Layout annotation data:
***

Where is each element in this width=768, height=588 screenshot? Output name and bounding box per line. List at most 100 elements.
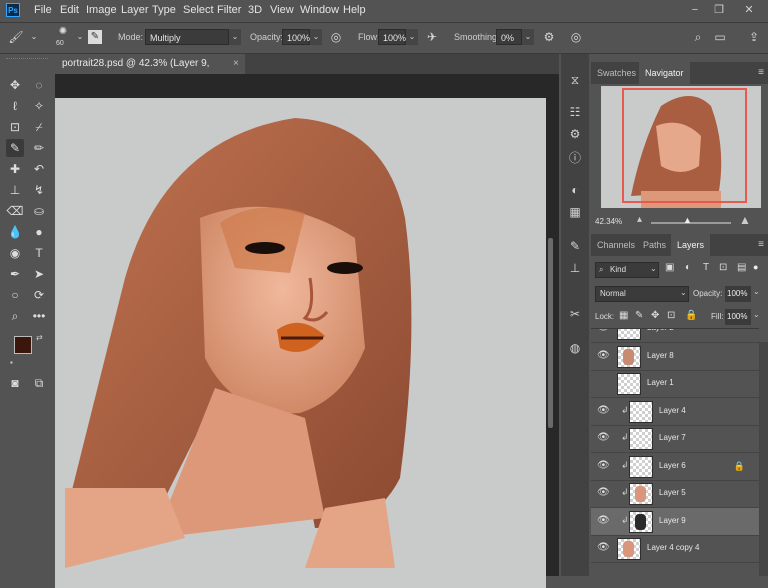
screen-mode-icon[interactable]: ⧉ [30, 374, 48, 392]
layer-name[interactable]: Layer 8 [647, 351, 674, 360]
menu-image[interactable]: Image [86, 4, 117, 16]
tab-layers[interactable]: Layers [671, 234, 711, 256]
layer-name[interactable]: Layer 2 [647, 329, 674, 332]
layer-name[interactable]: Layer 1 [647, 378, 674, 387]
visibility-eye-icon[interactable]: 👁 [597, 432, 610, 444]
chevron-down-icon[interactable]: ⌄ [26, 29, 42, 45]
layer-thumbnail[interactable] [629, 400, 653, 423]
layer-name[interactable]: Layer 7 [659, 433, 686, 442]
more-tools-icon[interactable]: ••• [30, 307, 48, 325]
swap-colors-icon[interactable]: ⇄ [36, 333, 43, 342]
filter-pixel-icon[interactable]: ▣ [665, 262, 674, 273]
menu-view[interactable]: View [270, 4, 294, 16]
magic-wand-tool-icon[interactable]: ✧ [30, 97, 48, 115]
lock-position-icon[interactable]: ✥ [651, 310, 659, 321]
color-icon[interactable]: ◐ [567, 182, 583, 198]
layer-row[interactable]: 👁 Layer 8 [591, 343, 759, 371]
3d-icon[interactable]: ◍ [567, 340, 583, 356]
layer-thumbnail[interactable] [629, 455, 653, 478]
menu-edit[interactable]: Edit [60, 4, 79, 16]
zoom-in-icon[interactable]: ▲ [739, 213, 751, 227]
tab-channels[interactable]: Channels [591, 234, 641, 256]
layer-thumbnail[interactable] [617, 345, 641, 368]
paint-bucket-tool-icon[interactable]: ⛀ [30, 202, 48, 220]
clone-source-icon[interactable]: ⊥ [567, 260, 583, 276]
layer-thumbnail[interactable] [629, 483, 653, 505]
layer-row[interactable]: Layer 1 [591, 370, 759, 398]
layer-thumbnail[interactable] [617, 329, 641, 340]
menu-filter[interactable]: Filter [217, 4, 241, 16]
mode-dropdown-icon[interactable]: ⌄ [229, 29, 241, 45]
pressure-size-icon[interactable]: ◎ [568, 29, 584, 45]
filter-adjustment-icon[interactable]: ◐ [685, 262, 691, 273]
lock-artboard-icon[interactable]: ⊡ [667, 310, 675, 321]
layers-scrollbar[interactable] [759, 342, 768, 576]
layer-name[interactable]: Layer 6 [659, 461, 686, 470]
quick-mask-icon[interactable]: ◙ [6, 374, 24, 392]
visibility-eye-icon[interactable]: 👁 [597, 460, 610, 472]
zoom-out-icon[interactable]: ▴ [637, 214, 642, 225]
flow-dropdown-icon[interactable]: ⌄ [406, 29, 418, 45]
chevron-down-icon[interactable]: ⌄ [753, 310, 760, 319]
opacity-dropdown-icon[interactable]: ⌄ [310, 29, 322, 45]
artwork-canvas[interactable] [55, 98, 546, 588]
layer-opacity-input[interactable]: 100% [725, 286, 751, 302]
share-icon[interactable]: ⇪ [746, 29, 762, 45]
smoothing-input[interactable]: 0% [496, 29, 522, 45]
path-selection-tool-icon[interactable]: ➤ [30, 265, 48, 283]
navigator-zoom-value[interactable]: 42.34% [595, 217, 622, 226]
menu-help[interactable]: Help [343, 4, 366, 16]
brush-preset-icon[interactable]: ✺ [54, 26, 72, 40]
visibility-eye-icon[interactable]: 👁 [597, 405, 610, 417]
brush-settings-icon[interactable]: ✎ [88, 30, 102, 44]
menu-file[interactable]: File [34, 4, 52, 16]
search-icon[interactable]: ⌕ [690, 29, 706, 45]
fill-input[interactable]: 100% [725, 309, 751, 325]
layer-name[interactable]: Layer 4 [659, 406, 686, 415]
layer-row[interactable]: 👁 ↲ Layer 9 [591, 507, 759, 536]
chevron-down-icon[interactable]: ⌄ [72, 29, 88, 45]
toolbar-grip[interactable] [6, 58, 48, 63]
visibility-eye-icon[interactable]: 👁 [597, 329, 610, 334]
brush-tool-icon[interactable]: 🖌 [8, 29, 24, 45]
brush-tool-icon[interactable]: ✎ [6, 139, 24, 157]
visibility-eye-icon[interactable] [597, 377, 609, 389]
tool-presets-icon[interactable]: ✂ [567, 306, 583, 322]
dodge-tool-icon[interactable]: ● [30, 223, 48, 241]
minimize-button[interactable]: − [684, 2, 706, 18]
visibility-eye-icon[interactable]: 👁 [597, 542, 610, 554]
layer-filter-select[interactable]: ⌕ Kind ⌄ [595, 262, 659, 278]
visibility-eye-icon[interactable]: 👁 [597, 487, 610, 499]
move-tool-icon[interactable]: ✥ [6, 76, 24, 94]
menu-select[interactable]: Select [183, 4, 214, 16]
layer-row[interactable]: 👁 Layer 4 copy 4 [591, 535, 759, 563]
styles-icon[interactable]: ▦ [567, 204, 583, 220]
marquee-tool-icon[interactable]: ◌ [30, 76, 48, 94]
layer-thumbnail[interactable] [629, 510, 653, 533]
panel-menu-icon[interactable]: ≡ [758, 67, 764, 78]
close-tab-icon[interactable]: × [233, 54, 239, 74]
layer-row[interactable]: 👁 ↲ Layer 4 [591, 398, 759, 426]
adjustments-icon[interactable]: ☷ [567, 104, 583, 120]
workspace-icon[interactable]: ▭ [712, 29, 728, 45]
menu-window[interactable]: Window [300, 4, 339, 16]
menu-3d[interactable]: 3D [248, 4, 262, 16]
healing-brush-tool-icon[interactable]: ✚ [6, 160, 24, 178]
restore-button[interactable]: ❐ [708, 2, 730, 18]
ellipse-tool-icon[interactable]: ○ [6, 286, 24, 304]
tab-swatches[interactable]: Swatches [591, 62, 642, 84]
chevron-down-icon[interactable]: ⌄ [753, 287, 760, 296]
rotate-view-tool-icon[interactable]: ⟳ [30, 286, 48, 304]
type-tool-icon[interactable]: T [30, 244, 48, 262]
visibility-eye-icon[interactable]: 👁 [597, 515, 610, 527]
default-colors-icon[interactable]: ▪ [10, 358, 13, 367]
layer-row[interactable]: 👁 ↲ Layer 7 [591, 425, 759, 453]
filter-smart-object-icon[interactable]: ▤ [737, 262, 746, 273]
navigator-view-box[interactable] [622, 88, 747, 203]
gear-icon[interactable]: ⚙ [541, 29, 557, 45]
lock-transparent-icon[interactable]: ▦ [619, 310, 628, 321]
layer-name[interactable]: Layer 9 [659, 516, 686, 525]
tab-paths[interactable]: Paths [637, 234, 672, 256]
crop-tool-icon[interactable]: ⊡ [6, 118, 24, 136]
blur-tool-icon[interactable]: 💧 [6, 223, 24, 241]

***

> [EXERCISE AIM]: Could you write out all of these records line for line, leaving out the pictures?

> [TASK RESPONSE]:
Where is each element in this width=768, height=588 screenshot? Output name and bounding box per line. List at most 100 elements.
screen-mode-icon[interactable]: ⧉ [30, 374, 48, 392]
layer-name[interactable]: Layer 8 [647, 351, 674, 360]
menu-image[interactable]: Image [86, 4, 117, 16]
tab-layers[interactable]: Layers [671, 234, 711, 256]
layer-name[interactable]: Layer 2 [647, 329, 674, 332]
layer-name[interactable]: Layer 1 [647, 378, 674, 387]
visibility-eye-icon[interactable]: 👁 [597, 432, 610, 444]
chevron-down-icon[interactable]: ⌄ [26, 29, 42, 45]
layer-thumbnail[interactable] [629, 400, 653, 423]
layer-name[interactable]: Layer 7 [659, 433, 686, 442]
more-tools-icon[interactable]: ••• [30, 307, 48, 325]
swap-colors-icon[interactable]: ⇄ [36, 333, 43, 342]
filter-pixel-icon[interactable]: ▣ [665, 262, 674, 273]
menu-view[interactable]: View [270, 4, 294, 16]
magic-wand-tool-icon[interactable]: ✧ [30, 97, 48, 115]
lock-position-icon[interactable]: ✥ [651, 310, 659, 321]
color-icon[interactable]: ◐ [567, 182, 583, 198]
layer-row[interactable]: 👁 Layer 8 [591, 343, 759, 371]
3d-icon[interactable]: ◍ [567, 340, 583, 356]
layer-thumbnail[interactable] [629, 455, 653, 478]
menu-edit[interactable]: Edit [60, 4, 79, 16]
zoom-in-icon[interactable]: ▲ [739, 213, 751, 227]
tab-channels[interactable]: Channels [591, 234, 641, 256]
layer-thumbnail[interactable] [617, 345, 641, 368]
paint-bucket-tool-icon[interactable]: ⛀ [30, 202, 48, 220]
clone-source-icon[interactable]: ⊥ [567, 260, 583, 276]
layer-thumbnail[interactable] [629, 483, 653, 505]
layer-row[interactable]: Layer 1 [591, 370, 759, 398]
layer-thumbnail[interactable] [617, 329, 641, 340]
menu-filter[interactable]: Filter [217, 4, 241, 16]
mode-dropdown-icon[interactable]: ⌄ [229, 29, 241, 45]
pressure-size-icon[interactable]: ◎ [568, 29, 584, 45]
filter-adjustment-icon[interactable]: ◐ [685, 262, 691, 273]
lock-artboard-icon[interactable]: ⊡ [667, 310, 675, 321]
layers-scrollbar[interactable] [759, 342, 768, 576]
layer-name[interactable]: Layer 6 [659, 461, 686, 470]
quick-mask-icon[interactable]: ◙ [6, 374, 24, 392]
visibility-eye-icon[interactable]: 👁 [597, 460, 610, 472]
zoom-out-icon[interactable]: ▴ [637, 214, 642, 225]
flow-dropdown-icon[interactable]: ⌄ [406, 29, 418, 45]
chevron-down-icon[interactable]: ⌄ [753, 310, 760, 319]
opacity-dropdown-icon[interactable]: ⌄ [310, 29, 322, 45]
artwork-canvas[interactable] [55, 98, 546, 588]
layer-opacity-input[interactable]: 100% [725, 286, 751, 302]
share-icon[interactable]: ⇪ [746, 29, 762, 45]
smoothing-input[interactable]: 0% [496, 29, 522, 45]
path-selection-tool-icon[interactable]: ➤ [30, 265, 48, 283]
navigator-zoom-value[interactable]: 42.34% [595, 217, 622, 226]
menu-help[interactable]: Help [343, 4, 366, 16]
brush-preset-icon[interactable]: ✺ [54, 26, 72, 40]
visibility-eye-icon[interactable]: 👁 [597, 405, 610, 417]
brush-settings-icon[interactable]: ✎ [88, 30, 102, 44]
menu-file[interactable]: File [34, 4, 52, 16]
search-icon[interactable]: ⌕ [690, 29, 706, 45]
fill-input[interactable]: 100% [725, 309, 751, 325]
layer-name[interactable]: Layer 4 [659, 406, 686, 415]
layer-row[interactable]: 👁 ↲ Layer 9 [591, 507, 759, 536]
chevron-down-icon[interactable]: ⌄ [72, 29, 88, 45]
toolbar-grip[interactable] [6, 58, 48, 63]
visibility-eye-icon[interactable]: 👁 [597, 329, 610, 334]
brush-tool-icon[interactable]: 🖌 [8, 29, 24, 45]
brush-tool-icon[interactable]: ✎ [6, 139, 24, 157]
visibility-eye-icon[interactable] [597, 377, 609, 389]
tool-presets-icon[interactable]: ✂ [567, 306, 583, 322]
dodge-tool-icon[interactable]: ● [30, 223, 48, 241]
minimize-button[interactable]: − [684, 2, 706, 18]
visibility-eye-icon[interactable]: 👁 [597, 542, 610, 554]
layer-filter-select[interactable]: ⌕ Kind ⌄ [595, 262, 659, 278]
visibility-eye-icon[interactable]: 👁 [597, 487, 610, 499]
move-tool-icon[interactable]: ✥ [6, 76, 24, 94]
menu-select[interactable]: Select [183, 4, 214, 16]
layer-row[interactable]: 👁 Layer 4 copy 4 [591, 535, 759, 563]
styles-icon[interactable]: ▦ [567, 204, 583, 220]
marquee-tool-icon[interactable]: ◌ [30, 76, 48, 94]
layer-thumbnail[interactable] [629, 510, 653, 533]
panel-menu-icon[interactable]: ≡ [758, 67, 764, 78]
close-tab-icon[interactable]: × [233, 54, 239, 74]
layer-row[interactable]: 👁 ↲ Layer 4 [591, 398, 759, 426]
adjustments-icon[interactable]: ☷ [567, 104, 583, 120]
workspace-icon[interactable]: ▭ [712, 29, 728, 45]
menu-window[interactable]: Window [300, 4, 339, 16]
menu-3d[interactable]: 3D [248, 4, 262, 16]
healing-brush-tool-icon[interactable]: ✚ [6, 160, 24, 178]
restore-button[interactable]: ❐ [708, 2, 730, 18]
ellipse-tool-icon[interactable]: ○ [6, 286, 24, 304]
tab-swatches[interactable]: Swatches [591, 62, 642, 84]
chevron-down-icon[interactable]: ⌄ [753, 287, 760, 296]
rotate-view-tool-icon[interactable]: ⟳ [30, 286, 48, 304]
type-tool-icon[interactable]: T [30, 244, 48, 262]
visibility-eye-icon[interactable]: 👁 [597, 515, 610, 527]
default-colors-icon[interactable]: ▪ [10, 358, 13, 367]
layer-row[interactable]: 👁 ↲ Layer 7 [591, 425, 759, 453]
filter-smart-object-icon[interactable]: ▤ [737, 262, 746, 273]
navigator-view-box[interactable] [622, 88, 747, 203]
gear-icon[interactable]: ⚙ [541, 29, 557, 45]
lock-transparent-icon[interactable]: ▦ [619, 310, 628, 321]
layer-name[interactable]: Layer 9 [659, 516, 686, 525]
tab-paths[interactable]: Paths [637, 234, 672, 256]
crop-tool-icon[interactable]: ⊡ [6, 118, 24, 136]
blur-tool-icon[interactable]: 💧 [6, 223, 24, 241]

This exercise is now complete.